> **Your objective**: A faithful transcription of all the data is required.

%%

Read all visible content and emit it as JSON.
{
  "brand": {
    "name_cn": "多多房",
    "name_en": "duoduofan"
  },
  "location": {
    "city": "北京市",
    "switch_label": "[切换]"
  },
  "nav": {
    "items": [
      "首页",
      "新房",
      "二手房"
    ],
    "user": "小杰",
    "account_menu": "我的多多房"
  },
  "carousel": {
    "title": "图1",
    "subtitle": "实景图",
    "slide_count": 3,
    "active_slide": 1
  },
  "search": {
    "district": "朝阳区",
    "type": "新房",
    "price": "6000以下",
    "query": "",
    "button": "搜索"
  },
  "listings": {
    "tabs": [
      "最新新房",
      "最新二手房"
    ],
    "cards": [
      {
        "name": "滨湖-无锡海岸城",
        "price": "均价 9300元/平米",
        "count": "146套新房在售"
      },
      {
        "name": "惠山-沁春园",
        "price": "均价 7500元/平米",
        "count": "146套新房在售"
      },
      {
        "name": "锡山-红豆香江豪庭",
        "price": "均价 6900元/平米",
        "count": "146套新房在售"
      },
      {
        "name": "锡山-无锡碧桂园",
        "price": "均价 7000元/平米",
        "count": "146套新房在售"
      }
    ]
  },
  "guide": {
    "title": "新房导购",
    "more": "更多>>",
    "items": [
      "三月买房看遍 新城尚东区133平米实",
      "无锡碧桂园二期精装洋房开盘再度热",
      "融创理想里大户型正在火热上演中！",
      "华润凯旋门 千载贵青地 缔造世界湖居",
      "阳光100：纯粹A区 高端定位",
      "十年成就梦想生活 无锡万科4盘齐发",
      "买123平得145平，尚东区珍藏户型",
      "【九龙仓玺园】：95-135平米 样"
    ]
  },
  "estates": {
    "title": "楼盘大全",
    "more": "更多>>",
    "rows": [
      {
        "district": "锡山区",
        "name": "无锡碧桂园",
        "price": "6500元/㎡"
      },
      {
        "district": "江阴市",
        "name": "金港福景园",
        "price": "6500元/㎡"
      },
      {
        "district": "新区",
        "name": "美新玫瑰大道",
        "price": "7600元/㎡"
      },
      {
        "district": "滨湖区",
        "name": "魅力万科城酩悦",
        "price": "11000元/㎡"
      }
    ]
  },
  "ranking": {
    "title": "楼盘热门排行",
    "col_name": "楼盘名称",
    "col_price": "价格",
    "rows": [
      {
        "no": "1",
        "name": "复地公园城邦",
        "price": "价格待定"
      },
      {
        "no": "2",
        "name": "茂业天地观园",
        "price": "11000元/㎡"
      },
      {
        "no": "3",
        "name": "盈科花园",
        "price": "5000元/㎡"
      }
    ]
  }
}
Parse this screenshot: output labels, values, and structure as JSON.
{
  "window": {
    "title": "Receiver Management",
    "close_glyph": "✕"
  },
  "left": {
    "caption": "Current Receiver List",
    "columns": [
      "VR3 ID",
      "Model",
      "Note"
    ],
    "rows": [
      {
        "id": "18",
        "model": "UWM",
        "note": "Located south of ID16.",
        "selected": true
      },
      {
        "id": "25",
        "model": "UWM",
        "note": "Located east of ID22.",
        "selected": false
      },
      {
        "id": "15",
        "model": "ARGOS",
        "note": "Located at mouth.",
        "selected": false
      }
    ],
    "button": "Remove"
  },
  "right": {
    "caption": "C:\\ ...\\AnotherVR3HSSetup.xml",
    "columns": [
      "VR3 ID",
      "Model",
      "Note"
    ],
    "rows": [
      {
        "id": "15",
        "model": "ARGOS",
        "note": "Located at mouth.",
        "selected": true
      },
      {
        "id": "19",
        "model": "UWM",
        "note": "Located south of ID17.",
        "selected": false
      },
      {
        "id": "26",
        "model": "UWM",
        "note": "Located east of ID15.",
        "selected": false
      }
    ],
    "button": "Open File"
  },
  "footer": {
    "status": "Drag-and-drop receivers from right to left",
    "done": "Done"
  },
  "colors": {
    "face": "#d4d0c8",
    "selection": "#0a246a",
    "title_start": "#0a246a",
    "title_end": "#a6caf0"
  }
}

%%

> **Output for this task**:
Read all visible content and emit it as JSON.
{
  "brand": {
    "name_cn": "多多房",
    "name_en": "duoduofan"
  },
  "location": {
    "city": "北京市",
    "switch_label": "[切换]"
  },
  "nav": {
    "items": [
      "首页",
      "新房",
      "二手房"
    ],
    "user": "小杰",
    "account_menu": "我的多多房"
  },
  "carousel": {
    "title": "图1",
    "subtitle": "实景图",
    "slide_count": 3,
    "active_slide": 1
  },
  "search": {
    "district": "朝阳区",
    "type": "新房",
    "price": "6000以下",
    "query": "",
    "button": "搜索"
  },
  "listings": {
    "tabs": [
      "最新新房",
      "最新二手房"
    ],
    "cards": [
      {
        "name": "滨湖-无锡海岸城",
        "price": "均价 9300元/平米",
        "count": "146套新房在售"
      },
      {
        "name": "惠山-沁春园",
        "price": "均价 7500元/平米",
        "count": "146套新房在售"
      },
      {
        "name": "锡山-红豆香江豪庭",
        "price": "均价 6900元/平米",
        "count": "146套新房在售"
      },
      {
        "name": "锡山-无锡碧桂园",
        "price": "均价 7000元/平米",
        "count": "146套新房在售"
      }
    ]
  },
  "guide": {
    "title": "新房导购",
    "more": "更多>>",
    "items": [
      "三月买房看遍 新城尚东区133平米实",
      "无锡碧桂园二期精装洋房开盘再度热",
      "融创理想里大户型正在火热上演中！",
      "华润凯旋门 千载贵青地 缔造世界湖居",
      "阳光100：纯粹A区 高端定位",
      "十年成就梦想生活 无锡万科4盘齐发",
      "买123平得145平，尚东区珍藏户型",
      "【九龙仓玺园】：95-135平米 样"
    ]
  },
  "estates": {
    "title": "楼盘大全",
    "more": "更多>>",
    "rows": [
      {
        "district": "锡山区",
        "name": "无锡碧桂园",
        "price": "6500元/㎡"
      },
      {
        "district": "江阴市",
        "name": "金港福景园",
        "price": "6500元/㎡"
      },
      {
        "district": "新区",
        "name": "美新玫瑰大道",
        "price": "7600元/㎡"
      },
      {
        "district": "滨湖区",
        "name": "魅力万科城酩悦",
        "price": "11000元/㎡"
      }
    ]
  },
  "ranking": {
    "title": "楼盘热门排行",
    "col_name": "楼盘名称",
    "col_price": "价格",
    "rows": [
      {
        "no": "1",
        "name": "复地公园城邦",
        "price": "价格待定"
      },
      {
        "no": "2",
        "name": "茂业天地观园",
        "price": "11000元/㎡"
      },
      {
        "no": "3",
        "name": "盈科花园",
        "price": "5000元/㎡"
      }
    ]
  }
}
Parse this screenshot: output labels, values, and structure as JSON.
{
  "window": {
    "title": "Receiver Management",
    "close_glyph": "✕"
  },
  "left": {
    "caption": "Current Receiver List",
    "columns": [
      "VR3 ID",
      "Model",
      "Note"
    ],
    "rows": [
      {
        "id": "18",
        "model": "UWM",
        "note": "Located south of ID16.",
        "selected": true
      },
      {
        "id": "25",
        "model": "UWM",
        "note": "Located east of ID22.",
        "selected": false
      },
      {
        "id": "15",
        "model": "ARGOS",
        "note": "Located at mouth.",
        "selected": false
      }
    ],
    "button": "Remove"
  },
  "right": {
    "caption": "C:\\ ...\\AnotherVR3HSSetup.xml",
    "columns": [
      "VR3 ID",
      "Model",
      "Note"
    ],
    "rows": [
      {
        "id": "15",
        "model": "ARGOS",
        "note": "Located at mouth.",
        "selected": true
      },
      {
        "id": "19",
        "model": "UWM",
        "note": "Located south of ID17.",
        "selected": false
      },
      {
        "id": "26",
        "model": "UWM",
        "note": "Located east of ID15.",
        "selected": false
      }
    ],
    "button": "Open File"
  },
  "footer": {
    "status": "Drag-and-drop receivers from right to left",
    "done": "Done"
  },
  "colors": {
    "face": "#d4d0c8",
    "selection": "#0a246a",
    "title_start": "#0a246a",
    "title_end": "#a6caf0"
  }
}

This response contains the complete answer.